_Page extract:_
Tenure: Tenure with the bank varies from 0 to 10 years, with a median of 5 years, showing that customers are fairly evenly distributed in terms of loyalty.

Balance: Account balances range up to $250,898, but the median balance is 0, indicating that many customers maintain low or no balances.

Number of Products: Most customers have between 1 and 2 banking products, with a median of 2 products per customer.

Estimated Salary: Salaries vary widely, up to $199,992.48, with a median of $117,948, reflecting a broad spectrum of income levels among the bank’s clientele.

Data Visualization

Observations:

The largest concentration of customers falls within the 30 to 40-year-old range, indicating that the majority of customers are in their early to mid-career stages.

There is a significant drop in frequency as age increases, especially beyond 50 years. This suggests that the customer base skews younger.

The distribution is right-skewed, meaning there are fewer older customers (those over 60) compared to younger customers.

There is a small number of customers in the youngest age bracket (under 25 years) and the oldest (over 75 years).

Observations:

The y-axis represents the balance on customer accounts, which seems to range from 0 to a bit over 250,000.

Both boxes have a similar interquartile range (IQR), which is the range between the first quartile (25th percentile) and the third quartile (75th percentile), represented by the height of the boxes. This suggests that the middle 50% of balances are similarly distributed between both groups.

The median, indicated by the line within each box, is roughly at the same level for both groups, suggesting that the central tendency of balance is similar regardless of whether the customer has exited or not.

The boxplot shows no apparent outliers, as there are no data points beyond the whiskers which represent 1.5 times the interquartile range.

Observations:

France has the highest count of customers using one product, followed closely by those using two products. The number of customers using three and four products is significantly lower.

Germany shows a similar pattern to France with one and two products being the most common among customers. However, the count for one product is notably lower than in France, whereas the count for two products is slightly higher.

Spain’s pattern mirrors that of France and Germany, with one product being the most common, followed by two products. Again, three and four products are used by a considerably smaller number of customers.

_Spatial annotation records:_
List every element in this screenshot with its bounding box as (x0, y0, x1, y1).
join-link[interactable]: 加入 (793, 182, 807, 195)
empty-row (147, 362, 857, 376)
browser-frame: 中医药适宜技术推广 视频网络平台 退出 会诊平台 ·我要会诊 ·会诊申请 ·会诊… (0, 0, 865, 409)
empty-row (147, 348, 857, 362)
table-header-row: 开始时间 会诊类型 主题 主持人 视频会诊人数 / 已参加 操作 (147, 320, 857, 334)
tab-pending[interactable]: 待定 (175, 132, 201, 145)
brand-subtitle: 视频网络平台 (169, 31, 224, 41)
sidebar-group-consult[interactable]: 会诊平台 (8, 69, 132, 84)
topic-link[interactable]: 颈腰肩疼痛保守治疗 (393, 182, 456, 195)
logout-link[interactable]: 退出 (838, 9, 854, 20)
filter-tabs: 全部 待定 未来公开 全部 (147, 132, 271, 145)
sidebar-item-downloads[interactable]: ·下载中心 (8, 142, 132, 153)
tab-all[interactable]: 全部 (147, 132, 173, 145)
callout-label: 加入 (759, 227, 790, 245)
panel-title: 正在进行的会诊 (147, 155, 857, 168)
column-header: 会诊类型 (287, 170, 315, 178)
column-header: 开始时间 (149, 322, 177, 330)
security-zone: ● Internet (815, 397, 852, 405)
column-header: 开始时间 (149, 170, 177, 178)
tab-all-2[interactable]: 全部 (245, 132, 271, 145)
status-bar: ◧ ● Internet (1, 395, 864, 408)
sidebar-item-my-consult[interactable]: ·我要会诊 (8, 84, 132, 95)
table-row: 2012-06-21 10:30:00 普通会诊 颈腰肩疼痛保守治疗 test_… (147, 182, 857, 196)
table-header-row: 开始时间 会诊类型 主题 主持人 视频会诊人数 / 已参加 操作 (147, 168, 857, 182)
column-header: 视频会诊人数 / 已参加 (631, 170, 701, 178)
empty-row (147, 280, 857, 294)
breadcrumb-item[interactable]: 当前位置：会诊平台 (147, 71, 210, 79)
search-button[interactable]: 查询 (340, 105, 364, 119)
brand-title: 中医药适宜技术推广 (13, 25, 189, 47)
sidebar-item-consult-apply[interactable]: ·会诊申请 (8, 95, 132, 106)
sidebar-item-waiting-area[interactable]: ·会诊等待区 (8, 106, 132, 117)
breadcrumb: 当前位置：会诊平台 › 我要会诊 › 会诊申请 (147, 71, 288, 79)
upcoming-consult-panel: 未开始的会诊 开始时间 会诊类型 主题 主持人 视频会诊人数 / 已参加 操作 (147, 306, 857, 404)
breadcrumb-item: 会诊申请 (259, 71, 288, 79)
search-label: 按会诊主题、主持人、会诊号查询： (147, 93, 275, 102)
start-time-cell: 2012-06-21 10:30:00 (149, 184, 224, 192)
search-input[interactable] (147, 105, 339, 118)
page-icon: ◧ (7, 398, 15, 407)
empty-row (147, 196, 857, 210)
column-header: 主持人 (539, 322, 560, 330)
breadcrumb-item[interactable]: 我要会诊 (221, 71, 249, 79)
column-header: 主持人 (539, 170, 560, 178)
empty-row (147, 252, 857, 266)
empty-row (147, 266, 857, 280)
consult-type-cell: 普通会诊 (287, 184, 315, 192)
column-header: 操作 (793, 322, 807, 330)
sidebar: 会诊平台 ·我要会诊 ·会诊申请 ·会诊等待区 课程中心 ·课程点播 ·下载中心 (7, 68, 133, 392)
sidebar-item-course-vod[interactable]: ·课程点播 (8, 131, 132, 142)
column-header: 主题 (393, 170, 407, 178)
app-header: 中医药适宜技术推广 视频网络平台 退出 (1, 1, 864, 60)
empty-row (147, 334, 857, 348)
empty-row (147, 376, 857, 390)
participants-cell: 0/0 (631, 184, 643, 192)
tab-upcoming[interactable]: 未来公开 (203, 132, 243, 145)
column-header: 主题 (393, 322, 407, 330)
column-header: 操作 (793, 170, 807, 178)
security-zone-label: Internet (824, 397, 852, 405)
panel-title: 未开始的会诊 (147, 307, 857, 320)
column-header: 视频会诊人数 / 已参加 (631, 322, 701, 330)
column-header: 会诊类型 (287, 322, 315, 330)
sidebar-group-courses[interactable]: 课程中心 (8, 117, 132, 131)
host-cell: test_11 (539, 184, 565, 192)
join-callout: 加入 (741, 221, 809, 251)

_Task list:_
1/ Return the passage of the bank customer analysis from "Number of Products: Most" up to and including "the bank’s clientele.".
2/ Write the next part of the bank customer analysis, carrying on after its final sentence.

_Answers:_
1/
Number of Products: Most customers have between 1 and 2 banking products, with a median of 2 products per customer.

Estimated Salary: Salaries vary widely, up to $199,992.48, with a median of $117,948, reflecting a broad spectrum of income levels among the bank’s clientele.

2/
Observations:

The highest churn rate is in Germany(37.9%) followed by Spain(17.22%) and least in France(16.53%)

Observations:

Both exited and non-exited customers are found across the entire range of Credit Scores and Age, but there is a noticeable density of exited customers (blue dots) in the middle age range, particularly between ages 40 and 50.

Observations:

There seems to be a noticeable positive correlation between Age and Balance, and a negative correlation between NumOfProducts and Balance.

Observations:

We can see there is significant imbalance in data this is addressed during model building.

Data preparation for modelling

One Hot Encoding: As geography is categorical column so we have performed one hot encoding to convert in to numerical coulmns for each value type.

Label Encoding: Peformed Label encoding on Gender and Exited column to convert them to numerical columns.

We split our data into training and testing sets using 70-30 rule to evaluate the performance of our models on unseen data.

To address the class imbalance in our target variable, we employed the ROSE package, which implements a combination of over-sampling and under-sampling techniques. This method effectively created a more balanced distribution of classes, ensuring better representation of both majority and minority groups in our dataset.

Normalization is a crucial preprocessing step that helps in standardizing the data values within a specific range, typically zero mean and unit variance. This is particularly important for algorithms that assume data is normally distributed, or for those that are sensitive to the scale of the input features, such as Support Vector Machines or k-nearest neighbors.

In normalization we have calculated the mean and standard deviation for selected numerical columns in the training data, using the apply function in R to avoid data leakage from the test set. The training data is then standardized by subtracting the mean and dividing by the standard deviation for each column, a method known as Z-score normalization. This same scaling approach is applied to the test set to ensure both datasets are on a comparable scale, facilitating more accurate model training and evaluation.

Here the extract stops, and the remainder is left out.